Reproduce all of the data exactly, with no line skipped.

---

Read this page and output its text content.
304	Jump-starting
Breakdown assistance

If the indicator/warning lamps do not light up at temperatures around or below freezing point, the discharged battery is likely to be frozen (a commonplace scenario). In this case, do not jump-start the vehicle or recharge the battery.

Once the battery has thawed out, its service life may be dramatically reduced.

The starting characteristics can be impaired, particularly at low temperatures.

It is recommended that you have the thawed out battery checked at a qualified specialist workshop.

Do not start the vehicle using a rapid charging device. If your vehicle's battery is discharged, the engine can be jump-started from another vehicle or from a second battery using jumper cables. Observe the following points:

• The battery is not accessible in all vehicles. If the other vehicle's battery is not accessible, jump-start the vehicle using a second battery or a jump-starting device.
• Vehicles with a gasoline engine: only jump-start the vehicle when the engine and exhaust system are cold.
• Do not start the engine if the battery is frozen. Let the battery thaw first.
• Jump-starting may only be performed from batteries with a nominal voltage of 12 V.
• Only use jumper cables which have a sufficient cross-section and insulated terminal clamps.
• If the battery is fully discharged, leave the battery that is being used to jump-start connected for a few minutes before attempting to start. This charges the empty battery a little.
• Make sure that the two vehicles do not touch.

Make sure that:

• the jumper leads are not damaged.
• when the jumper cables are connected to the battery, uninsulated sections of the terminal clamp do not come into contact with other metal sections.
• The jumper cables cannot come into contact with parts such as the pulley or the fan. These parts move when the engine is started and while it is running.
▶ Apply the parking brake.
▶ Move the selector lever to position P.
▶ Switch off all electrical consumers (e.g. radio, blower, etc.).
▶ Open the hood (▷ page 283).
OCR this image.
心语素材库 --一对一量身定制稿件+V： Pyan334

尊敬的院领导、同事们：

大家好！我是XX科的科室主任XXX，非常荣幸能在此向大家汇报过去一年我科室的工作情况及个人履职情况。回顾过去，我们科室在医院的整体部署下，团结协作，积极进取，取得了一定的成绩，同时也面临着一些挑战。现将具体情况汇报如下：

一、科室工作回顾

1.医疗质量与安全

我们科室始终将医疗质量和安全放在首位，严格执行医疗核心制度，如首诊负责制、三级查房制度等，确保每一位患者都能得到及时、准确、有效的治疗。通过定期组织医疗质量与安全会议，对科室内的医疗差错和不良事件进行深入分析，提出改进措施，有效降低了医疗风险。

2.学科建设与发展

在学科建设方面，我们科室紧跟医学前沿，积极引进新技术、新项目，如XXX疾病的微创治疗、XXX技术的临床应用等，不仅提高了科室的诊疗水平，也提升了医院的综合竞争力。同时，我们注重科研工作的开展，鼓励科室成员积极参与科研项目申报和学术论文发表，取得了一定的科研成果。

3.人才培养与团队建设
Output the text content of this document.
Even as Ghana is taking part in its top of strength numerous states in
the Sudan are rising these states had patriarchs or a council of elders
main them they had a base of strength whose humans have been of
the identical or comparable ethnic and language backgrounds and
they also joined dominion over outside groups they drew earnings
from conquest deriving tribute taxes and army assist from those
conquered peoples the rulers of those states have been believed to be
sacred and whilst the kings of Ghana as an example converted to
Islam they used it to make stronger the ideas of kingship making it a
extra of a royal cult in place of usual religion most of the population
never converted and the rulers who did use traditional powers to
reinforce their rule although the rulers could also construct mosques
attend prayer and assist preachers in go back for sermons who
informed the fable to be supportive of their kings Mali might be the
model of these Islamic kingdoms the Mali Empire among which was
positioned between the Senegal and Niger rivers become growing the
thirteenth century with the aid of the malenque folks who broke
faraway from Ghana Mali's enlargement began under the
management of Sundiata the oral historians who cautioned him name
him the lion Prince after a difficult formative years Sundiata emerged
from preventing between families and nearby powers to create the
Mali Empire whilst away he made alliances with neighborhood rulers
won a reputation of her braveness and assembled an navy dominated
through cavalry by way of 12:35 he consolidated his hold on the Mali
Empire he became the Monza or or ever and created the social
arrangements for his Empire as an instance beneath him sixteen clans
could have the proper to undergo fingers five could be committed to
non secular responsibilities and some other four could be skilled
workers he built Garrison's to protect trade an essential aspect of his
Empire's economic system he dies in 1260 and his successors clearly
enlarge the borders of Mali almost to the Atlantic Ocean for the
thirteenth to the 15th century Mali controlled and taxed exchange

---

**Task solution:**
Read this page and output its text content.
304	Jump-starting
Breakdown assistance

If the indicator/warning lamps do not light up at temperatures around or below freezing point, the discharged battery is likely to be frozen (a commonplace scenario). In this case, do not jump-start the vehicle or recharge the battery.

Once the battery has thawed out, its service life may be dramatically reduced.

The starting characteristics can be impaired, particularly at low temperatures.

It is recommended that you have the thawed out battery checked at a qualified specialist workshop.

Do not start the vehicle using a rapid charging device. If your vehicle's battery is discharged, the engine can be jump-started from another vehicle or from a second battery using jumper cables. Observe the following points:

• The battery is not accessible in all vehicles. If the other vehicle's battery is not accessible, jump-start the vehicle using a second battery or a jump-starting device.
• Vehicles with a gasoline engine: only jump-start the vehicle when the engine and exhaust system are cold.
• Do not start the engine if the battery is frozen. Let the battery thaw first.
• Jump-starting may only be performed from batteries with a nominal voltage of 12 V.
• Only use jumper cables which have a sufficient cross-section and insulated terminal clamps.
• If the battery is fully discharged, leave the battery that is being used to jump-start connected for a few minutes before attempting to start. This charges the empty battery a little.
• Make sure that the two vehicles do not touch.

Make sure that:

• the jumper leads are not damaged.
• when the jumper cables are connected to the battery, uninsulated sections of the terminal clamp do not come into contact with other metal sections.
• The jumper cables cannot come into contact with parts such as the pulley or the fan. These parts move when the engine is started and while it is running.
▶ Apply the parking brake.
▶ Move the selector lever to position P.
▶ Switch off all electrical consumers (e.g. radio, blower, etc.).
▶ Open the hood (▷ page 283).
OCR this image.
心语素材库 --一对一量身定制稿件+V： Pyan334

尊敬的院领导、同事们：

大家好！我是XX科的科室主任XXX，非常荣幸能在此向大家汇报过去一年我科室的工作情况及个人履职情况。回顾过去，我们科室在医院的整体部署下，团结协作，积极进取，取得了一定的成绩，同时也面临着一些挑战。现将具体情况汇报如下：

一、科室工作回顾

1.医疗质量与安全

我们科室始终将医疗质量和安全放在首位，严格执行医疗核心制度，如首诊负责制、三级查房制度等，确保每一位患者都能得到及时、准确、有效的治疗。通过定期组织医疗质量与安全会议，对科室内的医疗差错和不良事件进行深入分析，提出改进措施，有效降低了医疗风险。

2.学科建设与发展

在学科建设方面，我们科室紧跟医学前沿，积极引进新技术、新项目，如XXX疾病的微创治疗、XXX技术的临床应用等，不仅提高了科室的诊疗水平，也提升了医院的综合竞争力。同时，我们注重科研工作的开展，鼓励科室成员积极参与科研项目申报和学术论文发表，取得了一定的科研成果。

3.人才培养与团队建设
Output the text content of this document.
Even as Ghana is taking part in its top of strength numerous states in
the Sudan are rising these states had patriarchs or a council of elders
main them they had a base of strength whose humans have been of
the identical or comparable ethnic and language backgrounds and
they also joined dominion over outside groups they drew earnings
from conquest deriving tribute taxes and army assist from those
conquered peoples the rulers of those states have been believed to be
sacred and whilst the kings of Ghana as an example converted to
Islam they used it to make stronger the ideas of kingship making it a
extra of a royal cult in place of usual religion most of the population
never converted and the rulers who did use traditional powers to
reinforce their rule although the rulers could also construct mosques
attend prayer and assist preachers in go back for sermons who
informed the fable to be supportive of their kings Mali might be the
model of these Islamic kingdoms the Mali Empire among which was
positioned between the Senegal and Niger rivers become growing the
thirteenth century with the aid of the malenque folks who broke
faraway from Ghana Mali's enlargement began under the
management of Sundiata the oral historians who cautioned him name
him the lion Prince after a difficult formative years Sundiata emerged
from preventing between families and nearby powers to create the
Mali Empire whilst away he made alliances with neighborhood rulers
won a reputation of her braveness and assembled an navy dominated
through cavalry by way of 12:35 he consolidated his hold on the Mali
Empire he became the Monza or or ever and created the social
arrangements for his Empire as an instance beneath him sixteen clans
could have the proper to undergo fingers five could be committed to
non secular responsibilities and some other four could be skilled
workers he built Garrison's to protect trade an essential aspect of his
Empire's economic system he dies in 1260 and his successors clearly
enlarge the borders of Mali almost to the Atlantic Ocean for the
thirteenth to the 15th century Mali controlled and taxed exchange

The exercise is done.